* _STATED GOAL_
Output every entry exactly as given.

* _LISTING_
++++++++++

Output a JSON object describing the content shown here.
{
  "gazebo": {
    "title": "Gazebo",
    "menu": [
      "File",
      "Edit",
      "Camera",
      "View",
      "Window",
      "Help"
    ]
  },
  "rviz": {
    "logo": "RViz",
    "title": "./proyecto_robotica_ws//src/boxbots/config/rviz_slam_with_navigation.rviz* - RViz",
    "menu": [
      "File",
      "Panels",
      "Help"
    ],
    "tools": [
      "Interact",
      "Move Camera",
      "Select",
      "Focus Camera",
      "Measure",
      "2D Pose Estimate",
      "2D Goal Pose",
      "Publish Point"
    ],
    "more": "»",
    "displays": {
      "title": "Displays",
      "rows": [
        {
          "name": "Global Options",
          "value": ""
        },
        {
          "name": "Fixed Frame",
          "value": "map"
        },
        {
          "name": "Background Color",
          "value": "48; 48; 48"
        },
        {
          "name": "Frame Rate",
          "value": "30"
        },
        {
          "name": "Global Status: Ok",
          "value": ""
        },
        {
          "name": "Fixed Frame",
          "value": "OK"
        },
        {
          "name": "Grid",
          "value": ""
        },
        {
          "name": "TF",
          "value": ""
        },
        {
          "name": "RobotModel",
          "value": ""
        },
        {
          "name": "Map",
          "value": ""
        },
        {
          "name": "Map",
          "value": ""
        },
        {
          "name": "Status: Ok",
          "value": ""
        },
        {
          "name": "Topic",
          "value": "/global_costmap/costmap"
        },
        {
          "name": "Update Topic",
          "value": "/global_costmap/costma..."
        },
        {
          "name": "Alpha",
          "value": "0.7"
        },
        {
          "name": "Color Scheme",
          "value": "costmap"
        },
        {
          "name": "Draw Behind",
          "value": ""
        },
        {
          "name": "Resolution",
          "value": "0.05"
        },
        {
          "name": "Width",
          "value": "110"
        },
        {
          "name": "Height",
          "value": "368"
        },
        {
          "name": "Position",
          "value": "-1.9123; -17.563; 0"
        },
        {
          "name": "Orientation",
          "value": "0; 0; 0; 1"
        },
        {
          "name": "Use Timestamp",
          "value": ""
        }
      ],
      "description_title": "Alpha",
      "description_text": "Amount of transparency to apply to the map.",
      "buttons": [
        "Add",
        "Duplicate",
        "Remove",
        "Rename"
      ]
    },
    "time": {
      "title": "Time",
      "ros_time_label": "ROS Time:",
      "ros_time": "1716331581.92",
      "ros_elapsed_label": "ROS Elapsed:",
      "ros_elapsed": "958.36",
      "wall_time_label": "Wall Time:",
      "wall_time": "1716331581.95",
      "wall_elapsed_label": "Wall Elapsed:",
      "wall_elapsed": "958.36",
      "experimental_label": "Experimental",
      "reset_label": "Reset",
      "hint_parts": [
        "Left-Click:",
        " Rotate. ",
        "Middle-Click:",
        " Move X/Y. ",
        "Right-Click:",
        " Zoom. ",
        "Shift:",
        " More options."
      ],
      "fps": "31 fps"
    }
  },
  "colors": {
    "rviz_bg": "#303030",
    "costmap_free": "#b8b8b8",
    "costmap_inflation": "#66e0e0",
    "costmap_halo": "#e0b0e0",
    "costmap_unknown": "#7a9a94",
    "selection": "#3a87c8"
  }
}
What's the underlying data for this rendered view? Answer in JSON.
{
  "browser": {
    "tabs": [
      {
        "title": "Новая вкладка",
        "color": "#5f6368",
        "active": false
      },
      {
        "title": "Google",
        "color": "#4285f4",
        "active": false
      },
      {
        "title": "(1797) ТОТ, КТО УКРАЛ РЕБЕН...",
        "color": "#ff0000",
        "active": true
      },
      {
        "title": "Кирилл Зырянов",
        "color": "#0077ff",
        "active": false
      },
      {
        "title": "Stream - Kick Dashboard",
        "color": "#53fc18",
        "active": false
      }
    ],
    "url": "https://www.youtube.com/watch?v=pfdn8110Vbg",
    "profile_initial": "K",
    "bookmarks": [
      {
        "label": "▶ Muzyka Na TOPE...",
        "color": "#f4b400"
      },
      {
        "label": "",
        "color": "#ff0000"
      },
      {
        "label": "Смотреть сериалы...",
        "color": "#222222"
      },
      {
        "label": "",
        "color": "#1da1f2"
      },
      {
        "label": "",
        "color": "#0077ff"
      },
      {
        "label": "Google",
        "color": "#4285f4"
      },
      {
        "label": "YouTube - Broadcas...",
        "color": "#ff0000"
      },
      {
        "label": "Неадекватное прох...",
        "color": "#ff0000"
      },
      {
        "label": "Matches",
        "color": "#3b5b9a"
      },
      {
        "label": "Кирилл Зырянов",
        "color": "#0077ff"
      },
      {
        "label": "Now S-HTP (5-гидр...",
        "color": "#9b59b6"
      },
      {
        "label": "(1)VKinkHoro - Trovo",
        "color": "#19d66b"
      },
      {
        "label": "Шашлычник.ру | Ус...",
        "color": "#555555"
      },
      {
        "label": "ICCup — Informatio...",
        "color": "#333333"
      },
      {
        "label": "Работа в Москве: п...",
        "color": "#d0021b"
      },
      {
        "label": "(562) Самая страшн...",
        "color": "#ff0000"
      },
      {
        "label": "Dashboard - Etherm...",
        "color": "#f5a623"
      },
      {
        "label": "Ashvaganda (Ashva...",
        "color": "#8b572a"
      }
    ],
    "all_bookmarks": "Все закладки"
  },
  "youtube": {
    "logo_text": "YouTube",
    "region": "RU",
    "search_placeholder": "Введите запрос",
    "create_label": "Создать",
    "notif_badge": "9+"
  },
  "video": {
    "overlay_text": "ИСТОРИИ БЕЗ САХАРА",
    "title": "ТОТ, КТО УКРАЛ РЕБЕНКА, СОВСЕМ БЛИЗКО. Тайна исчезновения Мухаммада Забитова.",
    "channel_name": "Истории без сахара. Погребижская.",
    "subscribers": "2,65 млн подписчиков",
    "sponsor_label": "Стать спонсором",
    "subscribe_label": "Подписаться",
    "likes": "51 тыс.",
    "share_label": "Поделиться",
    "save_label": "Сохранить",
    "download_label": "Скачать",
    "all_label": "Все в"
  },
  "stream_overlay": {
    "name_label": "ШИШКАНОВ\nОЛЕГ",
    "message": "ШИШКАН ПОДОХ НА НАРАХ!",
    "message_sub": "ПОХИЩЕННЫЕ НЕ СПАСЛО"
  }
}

++++++++++

* _WRITTEN ANSWER_
Output a JSON object describing the content shown here.
{
  "gazebo": {
    "title": "Gazebo",
    "menu": [
      "File",
      "Edit",
      "Camera",
      "View",
      "Window",
      "Help"
    ]
  },
  "rviz": {
    "logo": "RViz",
    "title": "./proyecto_robotica_ws//src/boxbots/config/rviz_slam_with_navigation.rviz* - RViz",
    "menu": [
      "File",
      "Panels",
      "Help"
    ],
    "tools": [
      "Interact",
      "Move Camera",
      "Select",
      "Focus Camera",
      "Measure",
      "2D Pose Estimate",
      "2D Goal Pose",
      "Publish Point"
    ],
    "more": "»",
    "displays": {
      "title": "Displays",
      "rows": [
        {
          "name": "Global Options",
          "value": ""
        },
        {
          "name": "Fixed Frame",
          "value": "map"
        },
        {
          "name": "Background Color",
          "value": "48; 48; 48"
        },
        {
          "name": "Frame Rate",
          "value": "30"
        },
        {
          "name": "Global Status: Ok",
          "value": ""
        },
        {
          "name": "Fixed Frame",
          "value": "OK"
        },
        {
          "name": "Grid",
          "value": ""
        },
        {
          "name": "TF",
          "value": ""
        },
        {
          "name": "RobotModel",
          "value": ""
        },
        {
          "name": "Map",
          "value": ""
        },
        {
          "name": "Map",
          "value": ""
        },
        {
          "name": "Status: Ok",
          "value": ""
        },
        {
          "name": "Topic",
          "value": "/global_costmap/costmap"
        },
        {
          "name": "Update Topic",
          "value": "/global_costmap/costma..."
        },
        {
          "name": "Alpha",
          "value": "0.7"
        },
        {
          "name": "Color Scheme",
          "value": "costmap"
        },
        {
          "name": "Draw Behind",
          "value": ""
        },
        {
          "name": "Resolution",
          "value": "0.05"
        },
        {
          "name": "Width",
          "value": "110"
        },
        {
          "name": "Height",
          "value": "368"
        },
        {
          "name": "Position",
          "value": "-1.9123; -17.563; 0"
        },
        {
          "name": "Orientation",
          "value": "0; 0; 0; 1"
        },
        {
          "name": "Use Timestamp",
          "value": ""
        }
      ],
      "description_title": "Alpha",
      "description_text": "Amount of transparency to apply to the map.",
      "buttons": [
        "Add",
        "Duplicate",
        "Remove",
        "Rename"
      ]
    },
    "time": {
      "title": "Time",
      "ros_time_label": "ROS Time:",
      "ros_time": "1716331581.92",
      "ros_elapsed_label": "ROS Elapsed:",
      "ros_elapsed": "958.36",
      "wall_time_label": "Wall Time:",
      "wall_time": "1716331581.95",
      "wall_elapsed_label": "Wall Elapsed:",
      "wall_elapsed": "958.36",
      "experimental_label": "Experimental",
      "reset_label": "Reset",
      "hint_parts": [
        "Left-Click:",
        " Rotate. ",
        "Middle-Click:",
        " Move X/Y. ",
        "Right-Click:",
        " Zoom. ",
        "Shift:",
        " More options."
      ],
      "fps": "31 fps"
    }
  },
  "colors": {
    "rviz_bg": "#303030",
    "costmap_free": "#b8b8b8",
    "costmap_inflation": "#66e0e0",
    "costmap_halo": "#e0b0e0",
    "costmap_unknown": "#7a9a94",
    "selection": "#3a87c8"
  }
}
What's the underlying data for this rendered view? Answer in JSON.
{
  "browser": {
    "tabs": [
      {
        "title": "Новая вкладка",
        "color": "#5f6368",
        "active": false
      },
      {
        "title": "Google",
        "color": "#4285f4",
        "active": false
      },
      {
        "title": "(1797) ТОТ, КТО УКРАЛ РЕБЕН...",
        "color": "#ff0000",
        "active": true
      },
      {
        "title": "Кирилл Зырянов",
        "color": "#0077ff",
        "active": false
      },
      {
        "title": "Stream - Kick Dashboard",
        "color": "#53fc18",
        "active": false
      }
    ],
    "url": "https://www.youtube.com/watch?v=pfdn8110Vbg",
    "profile_initial": "K",
    "bookmarks": [
      {
        "label": "▶ Muzyka Na TOPE...",
        "color": "#f4b400"
      },
      {
        "label": "",
        "color": "#ff0000"
      },
      {
        "label": "Смотреть сериалы...",
        "color": "#222222"
      },
      {
        "label": "",
        "color": "#1da1f2"
      },
      {
        "label": "",
        "color": "#0077ff"
      },
      {
        "label": "Google",
        "color": "#4285f4"
      },
      {
        "label": "YouTube - Broadcas...",
        "color": "#ff0000"
      },
      {
        "label": "Неадекватное прох...",
        "color": "#ff0000"
      },
      {
        "label": "Matches",
        "color": "#3b5b9a"
      },
      {
        "label": "Кирилл Зырянов",
        "color": "#0077ff"
      },
      {
        "label": "Now S-HTP (5-гидр...",
        "color": "#9b59b6"
      },
      {
        "label": "(1)VKinkHoro - Trovo",
        "color": "#19d66b"
      },
      {
        "label": "Шашлычник.ру | Ус...",
        "color": "#555555"
      },
      {
        "label": "ICCup — Informatio...",
        "color": "#333333"
      },
      {
        "label": "Работа в Москве: п...",
        "color": "#d0021b"
      },
      {
        "label": "(562) Самая страшн...",
        "color": "#ff0000"
      },
      {
        "label": "Dashboard - Etherm...",
        "color": "#f5a623"
      },
      {
        "label": "Ashvaganda (Ashva...",
        "color": "#8b572a"
      }
    ],
    "all_bookmarks": "Все закладки"
  },
  "youtube": {
    "logo_text": "YouTube",
    "region": "RU",
    "search_placeholder": "Введите запрос",
    "create_label": "Создать",
    "notif_badge": "9+"
  },
  "video": {
    "overlay_text": "ИСТОРИИ БЕЗ САХАРА",
    "title": "ТОТ, КТО УКРАЛ РЕБЕНКА, СОВСЕМ БЛИЗКО. Тайна исчезновения Мухаммада Забитова.",
    "channel_name": "Истории без сахара. Погребижская.",
    "subscribers": "2,65 млн подписчиков",
    "sponsor_label": "Стать спонсором",
    "subscribe_label": "Подписаться",
    "likes": "51 тыс.",
    "share_label": "Поделиться",
    "save_label": "Сохранить",
    "download_label": "Скачать",
    "all_label": "Все в"
  },
  "stream_overlay": {
    "name_label": "ШИШКАНОВ\nОЛЕГ",
    "message": "ШИШКАН ПОДОХ НА НАРАХ!",
    "message_sub": "ПОХИЩЕННЫЕ НЕ СПАСЛО"
  }
}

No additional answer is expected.